The request: Output all the entries word for word. Omit the pictures.
:: Source material ::
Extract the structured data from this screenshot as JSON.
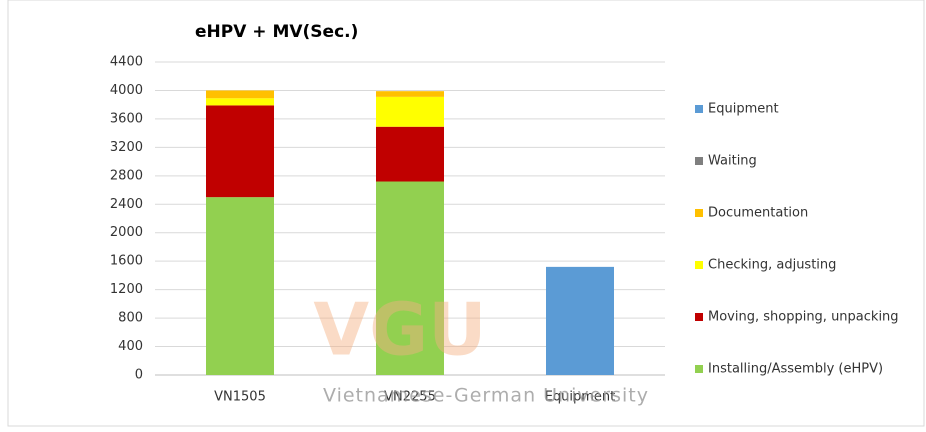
{
  "chart_data": {
    "type": "stacked_bar",
    "title": "eHPV + MV(Sec.)",
    "categories": [
      "VN1505",
      "VN2255",
      "Equipment"
    ],
    "series": [
      {
        "name": "Installing/Assembly (eHPV)",
        "color": "#92d050",
        "values": [
          2500,
          2720,
          0
        ]
      },
      {
        "name": "Moving, shopping, unpacking",
        "color": "#c00000",
        "values": [
          1290,
          770,
          0
        ]
      },
      {
        "name": "Checking, adjusting",
        "color": "#ffff00",
        "values": [
          100,
          420,
          0
        ]
      },
      {
        "name": "Documentation",
        "color": "#ffc000",
        "values": [
          110,
          80,
          0
        ]
      },
      {
        "name": "Waiting",
        "color": "#7f7f7f",
        "values": [
          0,
          0,
          0
        ]
      },
      {
        "name": "Equipment",
        "color": "#5b9bd5",
        "values": [
          0,
          0,
          1520
        ]
      }
    ],
    "ylim": [
      0,
      4400
    ],
    "yticks": [
      0,
      400,
      800,
      1200,
      1600,
      2000,
      2400,
      2800,
      3200,
      3600,
      4000,
      4400
    ],
    "grid": true,
    "legend": "right",
    "watermark": {
      "logo": "VGU",
      "text": "Vietnamese-German University"
    }
  }
}
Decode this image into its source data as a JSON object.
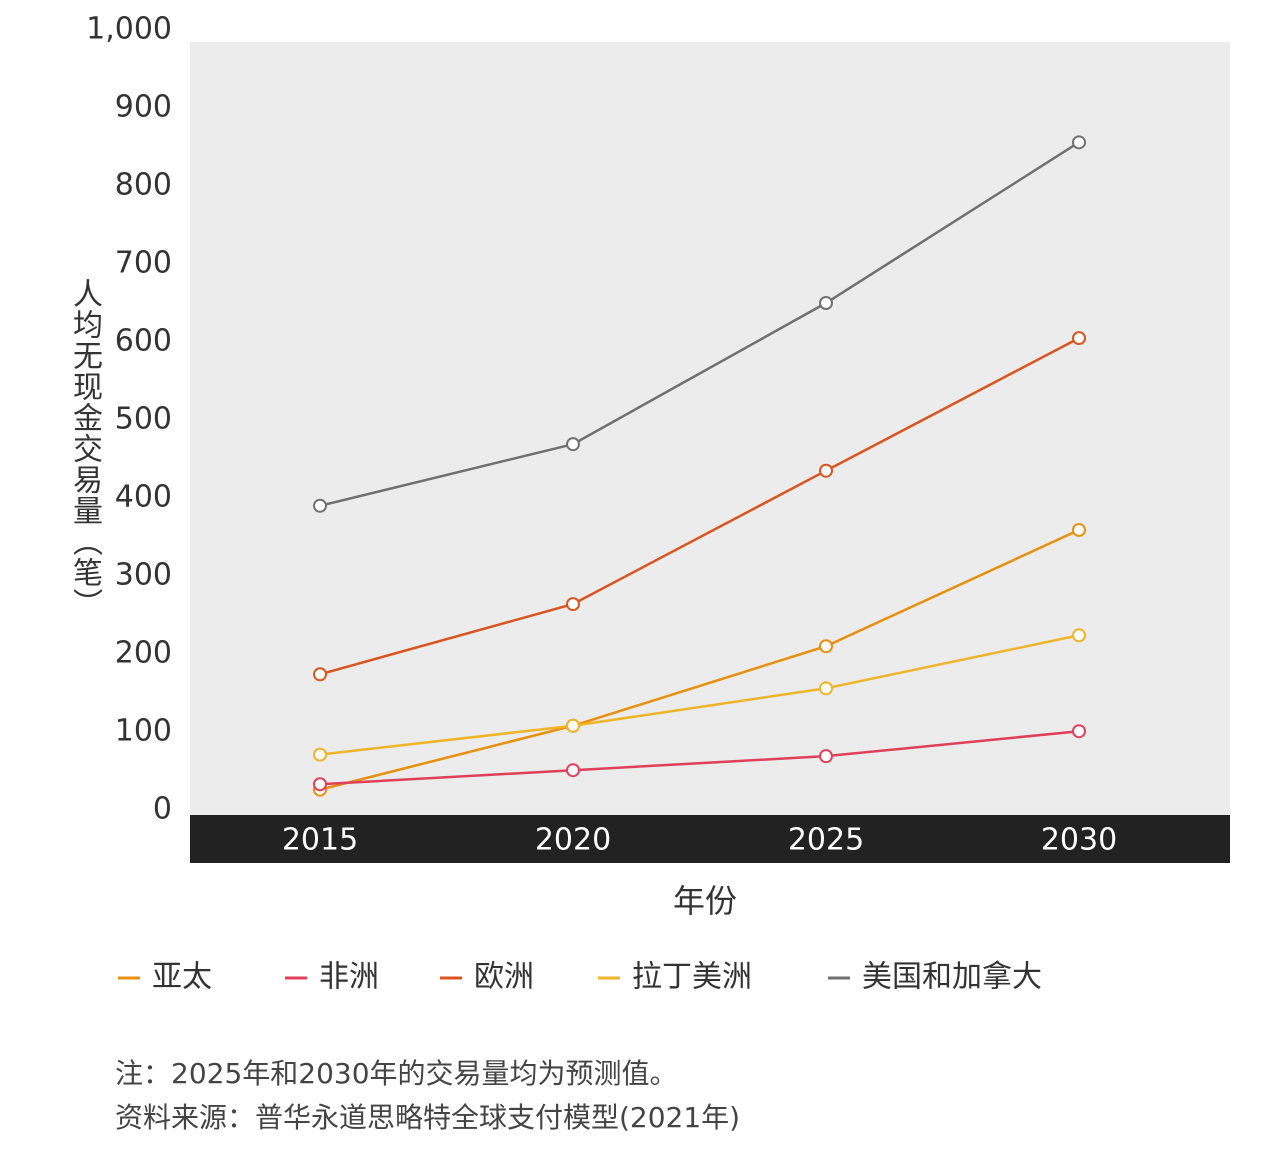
{
  "chart_data": {
    "type": "line",
    "y_label": "人均无现金交易量（笔）",
    "x_label": "年份",
    "categories": [
      "2015",
      "2020",
      "2025",
      "2030"
    ],
    "ylim": [
      0,
      1000
    ],
    "yticks": [
      0,
      100,
      200,
      300,
      400,
      500,
      600,
      700,
      800,
      900,
      {
        "value": 1000,
        "label": "1,000"
      }
    ],
    "series": [
      {
        "name": "亚太",
        "color": "#e8900c",
        "values": [
          26,
          108,
          210,
          359
        ]
      },
      {
        "name": "非洲",
        "color": "#e0405a",
        "values": [
          33,
          51,
          69,
          101
        ]
      },
      {
        "name": "欧洲",
        "color": "#d9541e",
        "values": [
          174,
          264,
          435,
          605
        ]
      },
      {
        "name": "拉丁美洲",
        "color": "#f0b429",
        "values": [
          71,
          108,
          156,
          224
        ]
      },
      {
        "name": "美国和加拿大",
        "color": "#707070",
        "values": [
          390,
          469,
          650,
          856
        ]
      }
    ],
    "notes": [
      "注：2025年和2030年的交易量均为预测值。",
      "资料来源：普华永道思略特全球支付模型(2021年)"
    ]
  }
}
:::
Written answer:
Extract the structured data from this screenshot as JSON.
{
  "chart_data": {
    "type": "stacked_bar",
    "title": "eHPV + MV(Sec.)",
    "categories": [
      "VN1505",
      "VN2255",
      "Equipment"
    ],
    "series": [
      {
        "name": "Installing/Assembly (eHPV)",
        "color": "#92d050",
        "values": [
          2500,
          2720,
          0
        ]
      },
      {
        "name": "Moving, shopping, unpacking",
        "color": "#c00000",
        "values": [
          1290,
          770,
          0
        ]
      },
      {
        "name": "Checking, adjusting",
        "color": "#ffff00",
        "values": [
          100,
          420,
          0
        ]
      },
      {
        "name": "Documentation",
        "color": "#ffc000",
        "values": [
          110,
          80,
          0
        ]
      },
      {
        "name": "Waiting",
        "color": "#7f7f7f",
        "values": [
          0,
          0,
          0
        ]
      },
      {
        "name": "Equipment",
        "color": "#5b9bd5",
        "values": [
          0,
          0,
          1520
        ]
      }
    ],
    "ylim": [
      0,
      4400
    ],
    "yticks": [
      0,
      400,
      800,
      1200,
      1600,
      2000,
      2400,
      2800,
      3200,
      3600,
      4000,
      4400
    ],
    "grid": true,
    "legend": "right",
    "watermark": {
      "logo": "VGU",
      "text": "Vietnamese-German University"
    }
  }
}
Decode this image into its source data as a JSON object.
{
  "chart_data": {
    "type": "line",
    "y_label": "人均无现金交易量（笔）",
    "x_label": "年份",
    "categories": [
      "2015",
      "2020",
      "2025",
      "2030"
    ],
    "ylim": [
      0,
      1000
    ],
    "yticks": [
      0,
      100,
      200,
      300,
      400,
      500,
      600,
      700,
      800,
      900,
      {
        "value": 1000,
        "label": "1,000"
      }
    ],
    "series": [
      {
        "name": "亚太",
        "color": "#e8900c",
        "values": [
          26,
          108,
          210,
          359
        ]
      },
      {
        "name": "非洲",
        "color": "#e0405a",
        "values": [
          33,
          51,
          69,
          101
        ]
      },
      {
        "name": "欧洲",
        "color": "#d9541e",
        "values": [
          174,
          264,
          435,
          605
        ]
      },
      {
        "name": "拉丁美洲",
        "color": "#f0b429",
        "values": [
          71,
          108,
          156,
          224
        ]
      },
      {
        "name": "美国和加拿大",
        "color": "#707070",
        "values": [
          390,
          469,
          650,
          856
        ]
      }
    ],
    "notes": [
      "注：2025年和2030年的交易量均为预测值。",
      "资料来源：普华永道思略特全球支付模型(2021年)"
    ]
  }
}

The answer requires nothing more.